══ RECORDS SHOWN ══
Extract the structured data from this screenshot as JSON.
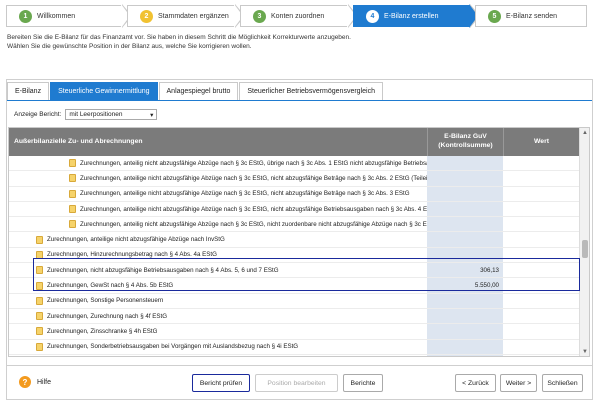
{
  "wizard": {
    "steps": [
      {
        "num": "1",
        "label": "Willkommen",
        "color": "#6aa84f"
      },
      {
        "num": "2",
        "label": "Stammdaten ergänzen",
        "color": "#f1c232"
      },
      {
        "num": "3",
        "label": "Konten zuordnen",
        "color": "#6aa84f"
      },
      {
        "num": "4",
        "label": "E-Bilanz erstellen",
        "color": "#1f7bd0"
      },
      {
        "num": "5",
        "label": "E-Bilanz senden",
        "color": "#6aa84f"
      }
    ]
  },
  "intro": {
    "line1": "Bereiten Sie die E-Bilanz für das Finanzamt vor. Sie haben in diesem Schritt die Möglichkeit Korrekturwerte anzugeben.",
    "line2": "Wählen Sie die gewünschte Position in der Bilanz aus, welche Sie korrigieren wollen."
  },
  "tabs": [
    "E-Bilanz",
    "Steuerliche Gewinnermittlung",
    "Anlagespiegel brutto",
    "Steuerlicher Betriebsvermögensvergleich"
  ],
  "anzeige": {
    "label": "Anzeige Bericht:",
    "value": "mit Leerpositionen",
    "arrow": "▾"
  },
  "grid": {
    "headers": {
      "col1": "Außerbilanzielle Zu- und Abrechnungen",
      "col2_line1": "E-Bilanz GuV",
      "col2_line2": "(Kontrollsumme)",
      "col3": "Wert"
    },
    "rows": [
      {
        "text": "Zurechnungen, anteilig nicht abzugsfähige Abzüge nach § 3c EStG, übrige nach § 3c Abs. 1 EStG nicht abzugsfähige Betriebsausg",
        "value": "",
        "indent": 2
      },
      {
        "text": "Zurechnungen, anteilige nicht abzugsfähige Abzüge nach § 3c EStG, nicht abzugsfähige Beträge nach § 3c Abs. 2 EStG (Teileinkün",
        "value": "",
        "indent": 2
      },
      {
        "text": "Zurechnungen, anteilige nicht abzugsfähige Abzüge nach § 3c EStG, nicht abzugsfähige Beträge nach § 3c Abs. 3 EStG",
        "value": "",
        "indent": 2
      },
      {
        "text": "Zurechnungen, anteilige nicht abzugsfähige Abzüge nach § 3c EStG, nicht abzugsfähige Betriebsausgaben nach § 3c Abs. 4 EStG in",
        "value": "",
        "indent": 2
      },
      {
        "text": "Zurechnungen, anteilig nicht abzugsfähige Abzüge nach § 3c EStG, nicht zuordenbare nicht abzugsfähige Abzüge nach § 3c EStG",
        "value": "",
        "indent": 2
      },
      {
        "text": "Zurechnungen, anteilige nicht abzugsfähige Abzüge nach InvStG",
        "value": "",
        "indent": 1
      },
      {
        "text": "Zurechnungen, Hinzurechnungsbetrag nach § 4 Abs. 4a EStG",
        "value": "",
        "indent": 1
      },
      {
        "text": "Zurechnungen, nicht abzugsfähige Betriebsausgaben nach § 4 Abs. 5, 6 und 7 EStG",
        "value": "306,13",
        "indent": 1
      },
      {
        "text": "Zurechnungen, GewSt nach § 4 Abs. 5b EStG",
        "value": "5.550,00",
        "indent": 1
      },
      {
        "text": "Zurechnungen, Sonstige Personensteuern",
        "value": "",
        "indent": 1
      },
      {
        "text": "Zurechnungen, Zurechnung nach § 4f EStG",
        "value": "",
        "indent": 1
      },
      {
        "text": "Zurechnungen, Zinsschranke § 4h EStG",
        "value": "",
        "indent": 1
      },
      {
        "text": "Zurechnungen, Sonderbetriebsausgaben bei Vorgängen mit Auslandsbezug nach § 4i EStG",
        "value": "",
        "indent": 1
      },
      {
        "text": "",
        "value": "",
        "indent": 1
      }
    ]
  },
  "footer": {
    "help": "Hilfe",
    "help_glyph": "?",
    "buttons": {
      "bericht_pruefen": "Bericht prüfen",
      "position_bearbeiten": "Position bearbeiten",
      "berichte": "Berichte",
      "zurueck": "< Zurück",
      "weiter": "Weiter >",
      "schliessen": "Schließen"
    }
  },
  "scrollbar": {
    "up": "▲",
    "down": "▼"
  }
}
═══
▶ [EXERCISE]: Every record gets retyped exactly; no picture goes into the copy.

▶ [RESULT OF THE TASK]:
Extract the structured data from this screenshot as JSON.
{
  "wizard": {
    "steps": [
      {
        "num": "1",
        "label": "Willkommen",
        "color": "#6aa84f"
      },
      {
        "num": "2",
        "label": "Stammdaten ergänzen",
        "color": "#f1c232"
      },
      {
        "num": "3",
        "label": "Konten zuordnen",
        "color": "#6aa84f"
      },
      {
        "num": "4",
        "label": "E-Bilanz erstellen",
        "color": "#1f7bd0"
      },
      {
        "num": "5",
        "label": "E-Bilanz senden",
        "color": "#6aa84f"
      }
    ]
  },
  "intro": {
    "line1": "Bereiten Sie die E-Bilanz für das Finanzamt vor. Sie haben in diesem Schritt die Möglichkeit Korrekturwerte anzugeben.",
    "line2": "Wählen Sie die gewünschte Position in der Bilanz aus, welche Sie korrigieren wollen."
  },
  "tabs": [
    "E-Bilanz",
    "Steuerliche Gewinnermittlung",
    "Anlagespiegel brutto",
    "Steuerlicher Betriebsvermögensvergleich"
  ],
  "anzeige": {
    "label": "Anzeige Bericht:",
    "value": "mit Leerpositionen",
    "arrow": "▾"
  },
  "grid": {
    "headers": {
      "col1": "Außerbilanzielle Zu- und Abrechnungen",
      "col2_line1": "E-Bilanz GuV",
      "col2_line2": "(Kontrollsumme)",
      "col3": "Wert"
    },
    "rows": [
      {
        "text": "Zurechnungen, anteilig nicht abzugsfähige Abzüge nach § 3c EStG, übrige nach § 3c Abs. 1 EStG nicht abzugsfähige Betriebsausg",
        "value": "",
        "indent": 2
      },
      {
        "text": "Zurechnungen, anteilige nicht abzugsfähige Abzüge nach § 3c EStG, nicht abzugsfähige Beträge nach § 3c Abs. 2 EStG (Teileinkün",
        "value": "",
        "indent": 2
      },
      {
        "text": "Zurechnungen, anteilige nicht abzugsfähige Abzüge nach § 3c EStG, nicht abzugsfähige Beträge nach § 3c Abs. 3 EStG",
        "value": "",
        "indent": 2
      },
      {
        "text": "Zurechnungen, anteilige nicht abzugsfähige Abzüge nach § 3c EStG, nicht abzugsfähige Betriebsausgaben nach § 3c Abs. 4 EStG in",
        "value": "",
        "indent": 2
      },
      {
        "text": "Zurechnungen, anteilig nicht abzugsfähige Abzüge nach § 3c EStG, nicht zuordenbare nicht abzugsfähige Abzüge nach § 3c EStG",
        "value": "",
        "indent": 2
      },
      {
        "text": "Zurechnungen, anteilige nicht abzugsfähige Abzüge nach InvStG",
        "value": "",
        "indent": 1
      },
      {
        "text": "Zurechnungen, Hinzurechnungsbetrag nach § 4 Abs. 4a EStG",
        "value": "",
        "indent": 1
      },
      {
        "text": "Zurechnungen, nicht abzugsfähige Betriebsausgaben nach § 4 Abs. 5, 6 und 7 EStG",
        "value": "306,13",
        "indent": 1
      },
      {
        "text": "Zurechnungen, GewSt nach § 4 Abs. 5b EStG",
        "value": "5.550,00",
        "indent": 1
      },
      {
        "text": "Zurechnungen, Sonstige Personensteuern",
        "value": "",
        "indent": 1
      },
      {
        "text": "Zurechnungen, Zurechnung nach § 4f EStG",
        "value": "",
        "indent": 1
      },
      {
        "text": "Zurechnungen, Zinsschranke § 4h EStG",
        "value": "",
        "indent": 1
      },
      {
        "text": "Zurechnungen, Sonderbetriebsausgaben bei Vorgängen mit Auslandsbezug nach § 4i EStG",
        "value": "",
        "indent": 1
      },
      {
        "text": "",
        "value": "",
        "indent": 1
      }
    ]
  },
  "footer": {
    "help": "Hilfe",
    "help_glyph": "?",
    "buttons": {
      "bericht_pruefen": "Bericht prüfen",
      "position_bearbeiten": "Position bearbeiten",
      "berichte": "Berichte",
      "zurueck": "< Zurück",
      "weiter": "Weiter >",
      "schliessen": "Schließen"
    }
  },
  "scrollbar": {
    "up": "▲",
    "down": "▼"
  }
}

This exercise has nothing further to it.